--- START OF Extract provided ---

Husqvarna 340 chainsaw...
I am pretty loyal to the husqvarna brand. The dolmar 5105 falls between the 550xp and 555 and it costs less than both. however the 550xp and 555 feel awesome to hold.

For the record two different Power equiptment dealers have told me to get the 460 rancher with a 20" bar. their logic is after iIget through the thick part of a tree I'll go back to the 340 for the rest of the work.  Makes logical sense, but when it comes to buying tools and power equiptment I think logic goes right out the window.


----------



## TreePointer (Apr 28, 2014)

If you want to run a 20" bar with regular 3/8 pitch chain, forget 50cc and go with the best 59/60cc saw you can afford.

Some top suggestions: Stihl 361/362, Husqvarna 555/562XP, Dolmar 6100

The Dolmar/Makita 6*4*00/6401/6421 that everyone keeps mentioning is really a 64cc saw on a heavier, buliker 79cc saw body.

Lots of folks use a Husqvarna 460 or Stihl 311/391 and are happy.  Nothing wrong with that.


----------



## Osagebndr (Apr 28, 2014)

I've been working out the same delima. I had a good talk with a relative who won't own anything but husqvarna . I believe the 460 or 555 will be my next purchase although a 372 xp would be awesome. Logic goes out the window because we as men want more power and that's all there is to it brother!!


----------



## TreePointer (Apr 28, 2014)

Lots of folks are happy with midlevel (farm/ranch) saws, but eventually they realize their shortcomings.  Pulling that chain through a thick oak, making a stump, and long cutting sessions will reveal the saw's limitations.  At that point, they realize they want more power, more low end torque, and a lighter package.


----------



## kingquad (Apr 28, 2014)

Enzo's Dad said:


> The Dolmar 5105 may be 50cc but it is 3.9bhp the same as the 550 husky?
> 
> here is my delema
> Husqvarna snowblower
> ...


Then Husqvarna it is.  Tree pointers top suggestions are the saws I would seriously consider if you want to run a 20" bar.  The 460 will get the job done, but the 555 is a much higher quality saw.  More power, autotune carb, lighter, and much better built.  I don't think you would ever regret this purchase.  Have you handled these two saws side by side?  That would probably make the decision pretty easy.


----------



## Enzo's Dad (Apr 28, 2014)

--- END OF Extract provided ---
--- START OF Dataset ---

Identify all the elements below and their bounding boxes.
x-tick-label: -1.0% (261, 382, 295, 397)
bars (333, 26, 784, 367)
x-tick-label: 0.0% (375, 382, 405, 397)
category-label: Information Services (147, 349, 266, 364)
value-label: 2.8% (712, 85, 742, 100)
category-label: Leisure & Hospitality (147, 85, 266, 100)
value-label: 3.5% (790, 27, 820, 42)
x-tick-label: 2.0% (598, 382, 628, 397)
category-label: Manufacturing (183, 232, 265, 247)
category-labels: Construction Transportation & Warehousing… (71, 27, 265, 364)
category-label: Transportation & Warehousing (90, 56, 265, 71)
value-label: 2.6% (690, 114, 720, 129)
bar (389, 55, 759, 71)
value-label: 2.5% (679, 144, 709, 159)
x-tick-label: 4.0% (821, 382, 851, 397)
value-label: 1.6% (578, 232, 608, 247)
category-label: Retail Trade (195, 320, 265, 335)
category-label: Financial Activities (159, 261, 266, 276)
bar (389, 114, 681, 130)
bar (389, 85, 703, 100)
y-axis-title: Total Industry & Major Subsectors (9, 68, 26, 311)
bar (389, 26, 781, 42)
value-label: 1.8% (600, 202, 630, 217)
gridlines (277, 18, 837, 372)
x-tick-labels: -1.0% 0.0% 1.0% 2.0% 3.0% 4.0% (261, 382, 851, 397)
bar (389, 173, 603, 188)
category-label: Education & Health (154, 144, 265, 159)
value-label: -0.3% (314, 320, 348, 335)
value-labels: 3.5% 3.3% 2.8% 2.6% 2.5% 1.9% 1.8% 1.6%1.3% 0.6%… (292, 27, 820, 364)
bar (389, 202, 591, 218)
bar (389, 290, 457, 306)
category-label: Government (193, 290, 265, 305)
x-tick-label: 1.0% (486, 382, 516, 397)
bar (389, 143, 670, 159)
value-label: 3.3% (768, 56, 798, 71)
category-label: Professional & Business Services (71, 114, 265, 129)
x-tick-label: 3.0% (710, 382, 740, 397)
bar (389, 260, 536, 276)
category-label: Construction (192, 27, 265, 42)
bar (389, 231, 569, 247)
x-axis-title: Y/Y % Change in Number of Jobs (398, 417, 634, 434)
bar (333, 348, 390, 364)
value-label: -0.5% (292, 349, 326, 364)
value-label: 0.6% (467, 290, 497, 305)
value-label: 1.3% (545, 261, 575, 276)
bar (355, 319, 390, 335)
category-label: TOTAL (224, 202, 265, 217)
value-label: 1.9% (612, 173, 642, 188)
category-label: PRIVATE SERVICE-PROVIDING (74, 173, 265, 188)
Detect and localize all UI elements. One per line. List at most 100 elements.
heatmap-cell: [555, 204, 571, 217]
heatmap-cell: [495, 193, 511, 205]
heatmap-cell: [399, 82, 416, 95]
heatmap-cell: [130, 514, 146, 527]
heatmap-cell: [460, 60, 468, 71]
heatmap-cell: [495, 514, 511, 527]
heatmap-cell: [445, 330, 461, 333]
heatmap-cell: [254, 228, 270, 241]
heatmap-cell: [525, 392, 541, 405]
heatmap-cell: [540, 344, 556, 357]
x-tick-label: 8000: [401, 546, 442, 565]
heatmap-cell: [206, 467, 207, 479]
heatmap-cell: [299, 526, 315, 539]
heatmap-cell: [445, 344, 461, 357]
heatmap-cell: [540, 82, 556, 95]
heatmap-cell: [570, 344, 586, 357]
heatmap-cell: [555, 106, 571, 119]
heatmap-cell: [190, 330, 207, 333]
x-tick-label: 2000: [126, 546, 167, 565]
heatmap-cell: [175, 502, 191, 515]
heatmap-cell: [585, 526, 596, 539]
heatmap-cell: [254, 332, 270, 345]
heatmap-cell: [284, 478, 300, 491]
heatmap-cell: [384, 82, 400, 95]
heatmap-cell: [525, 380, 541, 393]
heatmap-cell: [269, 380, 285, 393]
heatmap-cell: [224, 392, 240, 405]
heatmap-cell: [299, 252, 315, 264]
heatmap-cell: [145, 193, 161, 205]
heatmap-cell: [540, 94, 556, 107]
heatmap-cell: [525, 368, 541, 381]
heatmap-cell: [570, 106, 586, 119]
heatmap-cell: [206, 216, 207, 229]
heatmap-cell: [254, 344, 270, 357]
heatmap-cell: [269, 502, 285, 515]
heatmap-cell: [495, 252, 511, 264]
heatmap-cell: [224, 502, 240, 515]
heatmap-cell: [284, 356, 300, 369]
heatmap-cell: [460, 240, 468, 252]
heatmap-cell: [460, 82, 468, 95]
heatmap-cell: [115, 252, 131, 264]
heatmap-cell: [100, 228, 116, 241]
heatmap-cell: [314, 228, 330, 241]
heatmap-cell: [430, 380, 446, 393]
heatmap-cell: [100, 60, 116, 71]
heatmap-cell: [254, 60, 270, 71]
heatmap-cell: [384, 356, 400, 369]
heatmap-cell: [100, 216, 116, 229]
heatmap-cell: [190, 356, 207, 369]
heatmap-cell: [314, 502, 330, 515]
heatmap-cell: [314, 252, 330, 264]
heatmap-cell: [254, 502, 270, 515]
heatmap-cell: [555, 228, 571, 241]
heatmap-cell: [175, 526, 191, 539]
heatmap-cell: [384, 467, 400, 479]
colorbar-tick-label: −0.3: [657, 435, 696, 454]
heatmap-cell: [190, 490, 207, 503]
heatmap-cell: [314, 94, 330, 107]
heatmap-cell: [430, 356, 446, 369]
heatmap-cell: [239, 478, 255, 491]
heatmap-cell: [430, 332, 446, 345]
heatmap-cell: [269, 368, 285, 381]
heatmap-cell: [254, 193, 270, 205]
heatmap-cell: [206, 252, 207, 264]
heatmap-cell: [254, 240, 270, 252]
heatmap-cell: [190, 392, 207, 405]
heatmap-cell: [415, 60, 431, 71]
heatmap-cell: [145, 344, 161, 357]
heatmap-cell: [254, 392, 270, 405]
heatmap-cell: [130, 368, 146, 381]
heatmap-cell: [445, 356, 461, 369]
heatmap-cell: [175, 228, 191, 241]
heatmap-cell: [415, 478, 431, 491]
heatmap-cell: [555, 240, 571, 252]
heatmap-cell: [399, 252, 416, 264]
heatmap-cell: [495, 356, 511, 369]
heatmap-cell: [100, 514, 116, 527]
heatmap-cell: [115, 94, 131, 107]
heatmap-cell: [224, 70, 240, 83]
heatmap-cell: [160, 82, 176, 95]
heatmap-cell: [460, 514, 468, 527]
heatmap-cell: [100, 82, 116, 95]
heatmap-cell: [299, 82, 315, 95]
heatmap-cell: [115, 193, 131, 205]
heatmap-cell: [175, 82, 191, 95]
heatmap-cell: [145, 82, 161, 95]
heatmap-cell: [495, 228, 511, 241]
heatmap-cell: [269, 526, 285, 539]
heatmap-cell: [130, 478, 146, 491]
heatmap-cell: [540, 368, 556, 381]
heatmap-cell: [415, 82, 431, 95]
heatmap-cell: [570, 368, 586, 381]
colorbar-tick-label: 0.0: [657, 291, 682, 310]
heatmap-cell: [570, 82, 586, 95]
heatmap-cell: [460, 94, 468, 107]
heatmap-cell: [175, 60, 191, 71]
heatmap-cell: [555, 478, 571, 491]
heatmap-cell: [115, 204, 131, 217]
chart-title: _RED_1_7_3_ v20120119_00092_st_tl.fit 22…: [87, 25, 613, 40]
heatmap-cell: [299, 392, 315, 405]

--- END OF Dataset ---

What to do »
1. Copy word for word the part of the chainsaw forum thread starting at "Then Husqvarna it" and ending at "Dad (Apr 28, 2014)".
2. Pick up the chainsaw forum thread after its last line and keep it going.

Answer set »
1.
Then Husqvarna it is.  Tree pointers top suggestions are the saws I would seriously consider if you want to run a 20" bar.  The 460 will get the job done, but the 555 is a much higher quality saw.  More power, autotune carb, lighter, and much better built.  I don't think you would ever regret this purchase.  Have you handled these two saws side by side?  That would probably make the decision pretty easy.


----------



## Enzo's Dad (Apr 28, 2014)

2.
kingquad said:


> Then Husqvarna it is.  Tree pointers top suggestions are the saws I would seriously consider if you want to run a 20" bar.  The 460 will get the job done, but the 555 is a much higher quality saw.  More power, autotune carb, lighter, and much better built.  I don't think you would ever regret this purchase.  Have you handled these two saws side by side?  That would probably make the decision pretty easy.


 

I did hold them both at the same time, the 460 feels like my saw on steroids, bigger heavier version of mine, but the 555 feels and looks like something totally different, in a good way.


----------



## Jon1270 (Apr 28, 2014)

Enzo's Dad said:


> I did hold them both at the same time, the 460 feels like my saw on steroids, bigger heavier version of mine, but the 555 feels and looks like something totally different, in a good way.



Pretty accurate assessment.


----------



## WriteNoob (Apr 28, 2014)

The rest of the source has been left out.